- _Exercise task_: Find every line in the records that holds the string "What". Copy each one.

** START Dataset records **

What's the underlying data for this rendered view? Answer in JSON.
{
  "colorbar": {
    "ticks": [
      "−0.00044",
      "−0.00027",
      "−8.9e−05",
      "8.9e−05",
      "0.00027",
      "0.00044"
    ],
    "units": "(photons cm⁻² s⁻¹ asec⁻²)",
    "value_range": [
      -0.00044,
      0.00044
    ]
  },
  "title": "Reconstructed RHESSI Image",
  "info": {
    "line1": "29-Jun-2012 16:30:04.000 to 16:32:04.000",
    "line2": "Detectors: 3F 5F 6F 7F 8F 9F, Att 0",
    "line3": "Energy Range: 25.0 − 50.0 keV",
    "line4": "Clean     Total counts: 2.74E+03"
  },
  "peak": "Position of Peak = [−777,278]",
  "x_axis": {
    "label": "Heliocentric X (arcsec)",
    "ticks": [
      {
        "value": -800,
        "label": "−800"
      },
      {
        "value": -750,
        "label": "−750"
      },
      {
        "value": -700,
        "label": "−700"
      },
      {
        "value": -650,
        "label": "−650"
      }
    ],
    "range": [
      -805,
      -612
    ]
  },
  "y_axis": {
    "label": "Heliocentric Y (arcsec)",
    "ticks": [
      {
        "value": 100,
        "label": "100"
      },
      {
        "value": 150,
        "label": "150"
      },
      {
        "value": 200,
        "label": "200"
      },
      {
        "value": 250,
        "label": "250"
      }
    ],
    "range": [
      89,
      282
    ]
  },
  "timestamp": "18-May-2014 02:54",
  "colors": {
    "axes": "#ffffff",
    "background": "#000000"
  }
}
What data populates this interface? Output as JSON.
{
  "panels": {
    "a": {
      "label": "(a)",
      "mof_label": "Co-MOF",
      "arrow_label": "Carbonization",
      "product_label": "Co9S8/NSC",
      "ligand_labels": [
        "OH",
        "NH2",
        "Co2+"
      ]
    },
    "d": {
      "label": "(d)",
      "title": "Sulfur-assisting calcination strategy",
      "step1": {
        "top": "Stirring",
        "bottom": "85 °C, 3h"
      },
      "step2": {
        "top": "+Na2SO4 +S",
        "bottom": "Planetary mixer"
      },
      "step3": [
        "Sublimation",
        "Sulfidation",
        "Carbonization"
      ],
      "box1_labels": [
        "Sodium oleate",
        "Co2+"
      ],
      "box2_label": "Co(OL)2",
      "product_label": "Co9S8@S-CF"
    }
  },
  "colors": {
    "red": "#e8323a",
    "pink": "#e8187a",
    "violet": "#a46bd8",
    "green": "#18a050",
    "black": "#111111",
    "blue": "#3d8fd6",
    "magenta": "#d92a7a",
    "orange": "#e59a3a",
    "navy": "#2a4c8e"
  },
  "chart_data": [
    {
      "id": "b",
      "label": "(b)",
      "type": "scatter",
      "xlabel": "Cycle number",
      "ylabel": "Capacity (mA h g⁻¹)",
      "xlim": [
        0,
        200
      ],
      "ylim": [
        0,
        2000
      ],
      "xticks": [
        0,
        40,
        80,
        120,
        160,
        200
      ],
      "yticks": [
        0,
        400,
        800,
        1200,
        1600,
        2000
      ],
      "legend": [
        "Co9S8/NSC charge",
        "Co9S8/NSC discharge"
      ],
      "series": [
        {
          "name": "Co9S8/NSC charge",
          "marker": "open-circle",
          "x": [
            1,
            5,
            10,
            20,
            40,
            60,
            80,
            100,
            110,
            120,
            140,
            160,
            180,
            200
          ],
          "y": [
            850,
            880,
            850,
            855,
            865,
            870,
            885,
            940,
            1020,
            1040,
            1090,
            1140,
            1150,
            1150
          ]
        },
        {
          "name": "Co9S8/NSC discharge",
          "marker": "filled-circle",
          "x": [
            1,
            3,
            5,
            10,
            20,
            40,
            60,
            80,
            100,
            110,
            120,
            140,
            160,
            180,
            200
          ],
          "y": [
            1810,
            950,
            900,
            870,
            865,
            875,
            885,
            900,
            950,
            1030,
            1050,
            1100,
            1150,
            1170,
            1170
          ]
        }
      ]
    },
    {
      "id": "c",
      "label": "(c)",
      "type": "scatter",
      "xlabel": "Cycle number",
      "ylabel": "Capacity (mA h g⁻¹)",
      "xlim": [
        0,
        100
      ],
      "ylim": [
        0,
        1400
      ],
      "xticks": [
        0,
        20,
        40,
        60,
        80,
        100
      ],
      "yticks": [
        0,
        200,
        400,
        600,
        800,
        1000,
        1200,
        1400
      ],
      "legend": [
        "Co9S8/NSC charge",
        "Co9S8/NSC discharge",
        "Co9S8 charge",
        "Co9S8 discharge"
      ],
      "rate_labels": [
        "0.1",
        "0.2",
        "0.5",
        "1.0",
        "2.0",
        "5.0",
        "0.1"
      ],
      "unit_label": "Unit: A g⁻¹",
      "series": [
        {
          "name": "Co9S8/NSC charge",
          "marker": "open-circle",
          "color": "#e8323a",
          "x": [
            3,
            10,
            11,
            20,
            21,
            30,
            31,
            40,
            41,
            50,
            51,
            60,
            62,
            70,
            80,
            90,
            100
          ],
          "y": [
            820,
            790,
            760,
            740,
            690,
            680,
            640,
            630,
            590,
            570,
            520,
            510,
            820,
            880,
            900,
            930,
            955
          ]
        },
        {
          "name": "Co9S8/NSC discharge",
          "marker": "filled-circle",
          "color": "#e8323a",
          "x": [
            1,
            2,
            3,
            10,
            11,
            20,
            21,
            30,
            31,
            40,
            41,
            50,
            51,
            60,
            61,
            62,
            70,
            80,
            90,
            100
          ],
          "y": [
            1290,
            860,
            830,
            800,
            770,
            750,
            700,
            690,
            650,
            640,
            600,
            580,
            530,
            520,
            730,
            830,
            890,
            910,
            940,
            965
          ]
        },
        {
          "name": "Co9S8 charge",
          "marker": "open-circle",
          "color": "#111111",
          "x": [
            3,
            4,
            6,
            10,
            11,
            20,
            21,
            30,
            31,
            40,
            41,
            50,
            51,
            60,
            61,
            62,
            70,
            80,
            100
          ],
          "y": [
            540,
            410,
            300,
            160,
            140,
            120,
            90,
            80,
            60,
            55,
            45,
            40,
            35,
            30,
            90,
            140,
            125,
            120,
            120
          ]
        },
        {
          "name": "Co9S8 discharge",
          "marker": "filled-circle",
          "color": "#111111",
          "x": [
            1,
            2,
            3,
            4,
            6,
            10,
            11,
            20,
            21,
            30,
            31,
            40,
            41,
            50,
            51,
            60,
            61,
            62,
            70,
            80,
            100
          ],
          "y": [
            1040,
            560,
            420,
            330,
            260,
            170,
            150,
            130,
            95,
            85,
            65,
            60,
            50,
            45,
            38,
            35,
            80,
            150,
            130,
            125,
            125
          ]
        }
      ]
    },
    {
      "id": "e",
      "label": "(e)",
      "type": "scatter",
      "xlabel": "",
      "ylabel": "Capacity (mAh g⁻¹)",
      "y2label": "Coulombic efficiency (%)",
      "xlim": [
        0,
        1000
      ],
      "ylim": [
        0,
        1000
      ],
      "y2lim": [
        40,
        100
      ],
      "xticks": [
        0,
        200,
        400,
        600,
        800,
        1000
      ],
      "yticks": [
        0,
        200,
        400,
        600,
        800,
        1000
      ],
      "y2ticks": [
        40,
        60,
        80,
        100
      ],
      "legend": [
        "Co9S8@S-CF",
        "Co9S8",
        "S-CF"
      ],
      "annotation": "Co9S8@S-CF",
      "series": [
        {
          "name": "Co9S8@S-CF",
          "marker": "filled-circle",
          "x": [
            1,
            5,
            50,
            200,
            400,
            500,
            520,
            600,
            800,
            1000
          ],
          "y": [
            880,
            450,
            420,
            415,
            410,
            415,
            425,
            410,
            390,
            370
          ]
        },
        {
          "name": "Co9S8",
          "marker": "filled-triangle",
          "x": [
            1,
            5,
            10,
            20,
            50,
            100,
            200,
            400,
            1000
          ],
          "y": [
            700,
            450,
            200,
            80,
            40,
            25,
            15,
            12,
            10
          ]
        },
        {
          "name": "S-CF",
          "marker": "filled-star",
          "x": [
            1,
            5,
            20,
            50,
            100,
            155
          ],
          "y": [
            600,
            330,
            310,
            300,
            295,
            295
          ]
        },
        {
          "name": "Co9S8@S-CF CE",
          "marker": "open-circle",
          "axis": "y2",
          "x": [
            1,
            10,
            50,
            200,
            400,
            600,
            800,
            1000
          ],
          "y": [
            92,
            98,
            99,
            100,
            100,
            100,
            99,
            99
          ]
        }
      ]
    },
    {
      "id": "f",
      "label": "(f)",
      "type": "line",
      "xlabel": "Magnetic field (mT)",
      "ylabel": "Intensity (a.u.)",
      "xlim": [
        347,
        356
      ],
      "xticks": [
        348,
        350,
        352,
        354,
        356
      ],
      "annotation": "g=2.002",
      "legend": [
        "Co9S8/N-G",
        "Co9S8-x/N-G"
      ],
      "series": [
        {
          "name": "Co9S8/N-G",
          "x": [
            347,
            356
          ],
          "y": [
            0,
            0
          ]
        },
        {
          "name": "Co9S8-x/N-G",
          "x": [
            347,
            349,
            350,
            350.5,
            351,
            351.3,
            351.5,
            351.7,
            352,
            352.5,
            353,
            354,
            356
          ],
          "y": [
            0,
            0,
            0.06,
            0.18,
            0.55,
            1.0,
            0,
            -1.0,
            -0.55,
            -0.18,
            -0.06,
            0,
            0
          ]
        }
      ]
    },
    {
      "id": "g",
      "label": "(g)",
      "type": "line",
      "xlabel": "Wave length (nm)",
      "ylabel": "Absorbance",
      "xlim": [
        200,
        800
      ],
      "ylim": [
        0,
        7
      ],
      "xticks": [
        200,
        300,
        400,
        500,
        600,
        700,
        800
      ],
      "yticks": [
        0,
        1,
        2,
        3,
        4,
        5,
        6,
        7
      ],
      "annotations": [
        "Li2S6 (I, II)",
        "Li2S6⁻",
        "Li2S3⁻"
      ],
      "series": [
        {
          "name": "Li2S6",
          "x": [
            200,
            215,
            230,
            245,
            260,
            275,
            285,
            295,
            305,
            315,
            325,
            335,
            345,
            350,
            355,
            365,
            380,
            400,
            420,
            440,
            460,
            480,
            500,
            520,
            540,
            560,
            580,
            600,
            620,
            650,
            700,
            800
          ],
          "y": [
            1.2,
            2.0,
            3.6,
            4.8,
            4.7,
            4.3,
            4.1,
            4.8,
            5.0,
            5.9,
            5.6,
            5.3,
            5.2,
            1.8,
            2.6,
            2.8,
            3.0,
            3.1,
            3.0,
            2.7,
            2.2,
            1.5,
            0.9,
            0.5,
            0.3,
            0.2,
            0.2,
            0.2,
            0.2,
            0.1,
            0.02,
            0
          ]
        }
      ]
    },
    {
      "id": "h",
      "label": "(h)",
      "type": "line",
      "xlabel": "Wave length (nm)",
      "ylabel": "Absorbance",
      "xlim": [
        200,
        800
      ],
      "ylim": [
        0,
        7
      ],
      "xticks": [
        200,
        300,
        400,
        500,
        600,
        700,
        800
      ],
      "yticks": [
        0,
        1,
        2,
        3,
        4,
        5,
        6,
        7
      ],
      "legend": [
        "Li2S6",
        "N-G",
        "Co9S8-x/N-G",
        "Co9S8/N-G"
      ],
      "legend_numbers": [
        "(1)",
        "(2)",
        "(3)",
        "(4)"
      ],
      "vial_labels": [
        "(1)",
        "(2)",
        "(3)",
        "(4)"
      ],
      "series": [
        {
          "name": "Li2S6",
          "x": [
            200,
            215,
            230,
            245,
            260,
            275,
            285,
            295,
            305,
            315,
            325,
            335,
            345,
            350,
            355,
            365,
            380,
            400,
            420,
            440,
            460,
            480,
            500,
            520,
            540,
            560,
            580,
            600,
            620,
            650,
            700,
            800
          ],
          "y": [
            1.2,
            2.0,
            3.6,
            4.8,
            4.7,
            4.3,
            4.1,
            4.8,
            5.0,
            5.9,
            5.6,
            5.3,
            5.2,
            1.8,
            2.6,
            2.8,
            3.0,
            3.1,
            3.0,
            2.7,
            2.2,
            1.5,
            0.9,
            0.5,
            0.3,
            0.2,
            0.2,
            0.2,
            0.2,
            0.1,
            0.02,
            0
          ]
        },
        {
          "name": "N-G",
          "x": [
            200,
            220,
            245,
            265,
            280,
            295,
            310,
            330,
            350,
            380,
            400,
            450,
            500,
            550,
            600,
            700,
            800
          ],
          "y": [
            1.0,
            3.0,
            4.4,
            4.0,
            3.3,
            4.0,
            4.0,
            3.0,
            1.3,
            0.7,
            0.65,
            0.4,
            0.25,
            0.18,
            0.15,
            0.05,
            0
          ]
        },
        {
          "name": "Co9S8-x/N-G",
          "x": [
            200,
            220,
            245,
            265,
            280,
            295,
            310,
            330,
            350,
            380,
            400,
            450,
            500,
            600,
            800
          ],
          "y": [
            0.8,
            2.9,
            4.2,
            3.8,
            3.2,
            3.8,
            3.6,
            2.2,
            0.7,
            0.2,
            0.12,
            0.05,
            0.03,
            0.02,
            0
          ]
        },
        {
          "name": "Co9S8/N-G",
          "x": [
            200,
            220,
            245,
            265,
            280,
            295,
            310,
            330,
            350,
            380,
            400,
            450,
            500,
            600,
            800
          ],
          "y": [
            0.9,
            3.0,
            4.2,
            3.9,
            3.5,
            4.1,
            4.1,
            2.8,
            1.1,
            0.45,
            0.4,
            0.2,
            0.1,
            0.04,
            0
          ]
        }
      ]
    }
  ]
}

** END Dataset records **

- _In response_:
What's the underlying data for this rendered view? Answer in JSON.
What data populates this interface? Output as JSON.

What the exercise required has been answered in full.